> _STATED TASK_
Read the listing below and copy out every line that holds "fibonacci".

> _RECORDS FOR THIS TASK_
[Start]

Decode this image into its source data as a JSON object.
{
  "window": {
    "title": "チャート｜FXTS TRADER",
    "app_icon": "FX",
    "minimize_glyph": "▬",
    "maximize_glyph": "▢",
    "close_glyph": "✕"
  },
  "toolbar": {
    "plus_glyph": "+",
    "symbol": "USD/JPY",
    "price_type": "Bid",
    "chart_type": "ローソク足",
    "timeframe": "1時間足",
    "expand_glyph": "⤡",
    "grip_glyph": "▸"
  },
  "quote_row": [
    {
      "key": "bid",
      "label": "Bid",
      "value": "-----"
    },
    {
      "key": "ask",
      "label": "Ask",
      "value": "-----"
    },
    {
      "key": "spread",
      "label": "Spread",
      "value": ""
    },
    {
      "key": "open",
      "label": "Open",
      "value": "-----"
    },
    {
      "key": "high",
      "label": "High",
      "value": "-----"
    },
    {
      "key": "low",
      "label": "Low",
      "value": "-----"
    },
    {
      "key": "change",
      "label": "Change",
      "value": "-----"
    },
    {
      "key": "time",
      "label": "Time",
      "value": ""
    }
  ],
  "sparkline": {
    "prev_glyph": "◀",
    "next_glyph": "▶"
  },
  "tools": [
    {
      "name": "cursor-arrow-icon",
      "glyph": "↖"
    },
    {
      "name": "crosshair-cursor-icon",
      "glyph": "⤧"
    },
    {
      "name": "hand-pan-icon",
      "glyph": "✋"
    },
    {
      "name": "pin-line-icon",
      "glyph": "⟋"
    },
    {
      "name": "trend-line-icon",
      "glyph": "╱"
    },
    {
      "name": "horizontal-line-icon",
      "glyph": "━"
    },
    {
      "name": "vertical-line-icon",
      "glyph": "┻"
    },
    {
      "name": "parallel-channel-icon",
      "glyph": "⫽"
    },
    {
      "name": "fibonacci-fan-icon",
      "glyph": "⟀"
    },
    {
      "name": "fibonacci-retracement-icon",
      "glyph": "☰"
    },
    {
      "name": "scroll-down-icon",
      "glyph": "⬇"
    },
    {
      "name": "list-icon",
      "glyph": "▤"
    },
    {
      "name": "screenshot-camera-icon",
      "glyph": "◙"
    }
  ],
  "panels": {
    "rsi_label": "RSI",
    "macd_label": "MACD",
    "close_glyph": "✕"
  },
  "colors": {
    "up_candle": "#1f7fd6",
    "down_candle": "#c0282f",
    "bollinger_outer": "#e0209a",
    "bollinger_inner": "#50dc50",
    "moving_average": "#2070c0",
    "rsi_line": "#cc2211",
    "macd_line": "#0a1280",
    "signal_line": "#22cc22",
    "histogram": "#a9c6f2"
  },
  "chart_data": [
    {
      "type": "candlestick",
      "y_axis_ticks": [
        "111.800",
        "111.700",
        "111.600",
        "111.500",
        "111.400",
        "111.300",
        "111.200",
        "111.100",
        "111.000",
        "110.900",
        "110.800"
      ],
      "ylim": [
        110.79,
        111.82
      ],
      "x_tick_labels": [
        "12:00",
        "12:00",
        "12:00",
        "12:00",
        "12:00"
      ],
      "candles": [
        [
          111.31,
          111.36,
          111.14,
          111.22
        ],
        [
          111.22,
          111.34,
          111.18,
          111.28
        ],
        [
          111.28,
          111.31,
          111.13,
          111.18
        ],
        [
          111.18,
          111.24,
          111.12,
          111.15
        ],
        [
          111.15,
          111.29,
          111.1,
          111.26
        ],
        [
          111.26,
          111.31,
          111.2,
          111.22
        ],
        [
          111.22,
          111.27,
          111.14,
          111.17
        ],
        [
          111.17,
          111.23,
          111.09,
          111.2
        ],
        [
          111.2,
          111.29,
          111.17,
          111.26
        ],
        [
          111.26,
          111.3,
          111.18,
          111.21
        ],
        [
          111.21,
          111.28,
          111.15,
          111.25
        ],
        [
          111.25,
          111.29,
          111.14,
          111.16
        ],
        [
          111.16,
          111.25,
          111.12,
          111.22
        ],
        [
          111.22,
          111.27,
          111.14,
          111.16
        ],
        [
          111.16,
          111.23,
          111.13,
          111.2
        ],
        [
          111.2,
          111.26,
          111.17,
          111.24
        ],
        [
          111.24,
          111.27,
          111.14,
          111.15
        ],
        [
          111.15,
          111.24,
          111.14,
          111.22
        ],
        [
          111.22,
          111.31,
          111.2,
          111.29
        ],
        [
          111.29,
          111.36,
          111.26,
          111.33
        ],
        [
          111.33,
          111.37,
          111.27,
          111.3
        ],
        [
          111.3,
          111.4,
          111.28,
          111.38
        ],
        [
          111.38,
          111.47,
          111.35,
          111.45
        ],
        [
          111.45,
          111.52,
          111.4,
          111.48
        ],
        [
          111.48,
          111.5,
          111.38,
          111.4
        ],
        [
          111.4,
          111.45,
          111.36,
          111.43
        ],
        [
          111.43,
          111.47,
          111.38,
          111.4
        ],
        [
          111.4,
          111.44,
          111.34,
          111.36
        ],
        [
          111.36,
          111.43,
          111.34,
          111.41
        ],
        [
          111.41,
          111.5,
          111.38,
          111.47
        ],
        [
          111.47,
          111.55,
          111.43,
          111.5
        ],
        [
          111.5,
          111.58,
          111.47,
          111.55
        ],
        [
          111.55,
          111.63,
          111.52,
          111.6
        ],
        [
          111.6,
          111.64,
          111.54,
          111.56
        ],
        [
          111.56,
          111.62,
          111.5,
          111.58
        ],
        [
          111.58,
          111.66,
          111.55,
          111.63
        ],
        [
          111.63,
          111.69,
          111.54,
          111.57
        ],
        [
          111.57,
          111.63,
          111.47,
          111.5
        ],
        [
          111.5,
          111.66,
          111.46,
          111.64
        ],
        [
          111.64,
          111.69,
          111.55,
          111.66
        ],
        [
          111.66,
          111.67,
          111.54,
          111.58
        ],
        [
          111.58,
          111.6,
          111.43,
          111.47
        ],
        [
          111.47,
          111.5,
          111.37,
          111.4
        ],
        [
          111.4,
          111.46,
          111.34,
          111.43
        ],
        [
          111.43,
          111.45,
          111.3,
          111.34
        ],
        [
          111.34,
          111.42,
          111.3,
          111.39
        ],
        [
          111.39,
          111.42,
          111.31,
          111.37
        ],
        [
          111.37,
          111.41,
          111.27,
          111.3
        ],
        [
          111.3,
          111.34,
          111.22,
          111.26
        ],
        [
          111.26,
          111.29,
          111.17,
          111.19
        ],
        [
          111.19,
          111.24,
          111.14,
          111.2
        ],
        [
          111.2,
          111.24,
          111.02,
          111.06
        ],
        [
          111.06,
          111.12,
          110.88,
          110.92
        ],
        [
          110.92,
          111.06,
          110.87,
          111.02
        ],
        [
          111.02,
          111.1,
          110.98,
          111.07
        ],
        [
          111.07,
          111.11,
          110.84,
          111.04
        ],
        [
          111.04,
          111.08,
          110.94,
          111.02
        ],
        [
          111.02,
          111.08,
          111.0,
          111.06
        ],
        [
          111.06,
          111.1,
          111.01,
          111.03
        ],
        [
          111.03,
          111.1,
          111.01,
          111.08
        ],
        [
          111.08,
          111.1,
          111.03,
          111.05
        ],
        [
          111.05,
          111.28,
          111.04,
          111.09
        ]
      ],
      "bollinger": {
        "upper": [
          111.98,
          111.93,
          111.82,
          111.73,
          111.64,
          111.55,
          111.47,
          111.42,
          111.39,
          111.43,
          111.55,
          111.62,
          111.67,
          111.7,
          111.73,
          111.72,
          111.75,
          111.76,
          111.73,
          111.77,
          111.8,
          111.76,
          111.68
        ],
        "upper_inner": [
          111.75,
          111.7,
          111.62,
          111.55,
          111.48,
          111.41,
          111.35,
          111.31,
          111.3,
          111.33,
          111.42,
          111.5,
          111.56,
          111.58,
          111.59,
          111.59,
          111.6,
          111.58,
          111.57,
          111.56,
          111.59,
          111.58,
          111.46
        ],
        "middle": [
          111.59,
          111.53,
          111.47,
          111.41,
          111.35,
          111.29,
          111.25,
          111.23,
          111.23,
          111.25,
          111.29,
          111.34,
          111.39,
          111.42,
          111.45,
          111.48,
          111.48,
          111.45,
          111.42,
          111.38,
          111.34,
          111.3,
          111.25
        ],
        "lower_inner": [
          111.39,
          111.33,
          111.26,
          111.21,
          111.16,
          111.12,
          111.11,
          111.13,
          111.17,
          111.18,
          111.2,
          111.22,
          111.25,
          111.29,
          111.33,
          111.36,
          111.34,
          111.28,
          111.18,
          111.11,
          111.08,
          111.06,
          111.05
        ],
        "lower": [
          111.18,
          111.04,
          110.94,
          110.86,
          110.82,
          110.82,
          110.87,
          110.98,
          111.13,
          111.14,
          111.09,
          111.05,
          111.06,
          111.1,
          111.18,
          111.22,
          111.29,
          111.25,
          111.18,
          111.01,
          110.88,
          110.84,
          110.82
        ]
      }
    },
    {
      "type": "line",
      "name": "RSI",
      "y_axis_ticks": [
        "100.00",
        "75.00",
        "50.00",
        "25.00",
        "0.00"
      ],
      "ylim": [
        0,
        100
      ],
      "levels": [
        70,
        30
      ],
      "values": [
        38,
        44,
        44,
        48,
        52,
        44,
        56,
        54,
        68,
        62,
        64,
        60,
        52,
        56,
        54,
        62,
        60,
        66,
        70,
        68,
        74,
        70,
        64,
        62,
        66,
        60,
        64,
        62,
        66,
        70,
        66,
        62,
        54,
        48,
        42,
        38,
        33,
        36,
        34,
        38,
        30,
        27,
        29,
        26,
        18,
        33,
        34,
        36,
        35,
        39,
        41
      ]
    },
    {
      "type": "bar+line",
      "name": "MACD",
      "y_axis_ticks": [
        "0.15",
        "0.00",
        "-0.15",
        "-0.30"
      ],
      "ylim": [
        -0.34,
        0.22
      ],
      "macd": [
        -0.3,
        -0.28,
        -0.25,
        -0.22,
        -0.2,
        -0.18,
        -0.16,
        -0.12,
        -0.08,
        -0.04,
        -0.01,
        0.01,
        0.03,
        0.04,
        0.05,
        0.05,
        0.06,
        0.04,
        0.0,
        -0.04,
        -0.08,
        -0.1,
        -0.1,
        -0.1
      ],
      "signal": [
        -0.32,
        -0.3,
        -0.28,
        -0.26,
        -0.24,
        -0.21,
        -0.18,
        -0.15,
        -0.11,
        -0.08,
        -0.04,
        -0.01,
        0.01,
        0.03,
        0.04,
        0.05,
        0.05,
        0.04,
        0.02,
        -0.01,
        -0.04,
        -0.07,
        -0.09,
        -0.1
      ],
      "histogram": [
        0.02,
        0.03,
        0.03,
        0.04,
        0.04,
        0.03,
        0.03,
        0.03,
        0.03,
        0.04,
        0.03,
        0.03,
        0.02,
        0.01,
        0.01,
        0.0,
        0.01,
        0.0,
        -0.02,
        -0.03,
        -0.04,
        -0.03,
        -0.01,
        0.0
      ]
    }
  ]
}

[End]

> _EXERCISE RESPONSE_
      "name": "fibonacci-fan-icon",
      "name": "fibonacci-retracement-icon",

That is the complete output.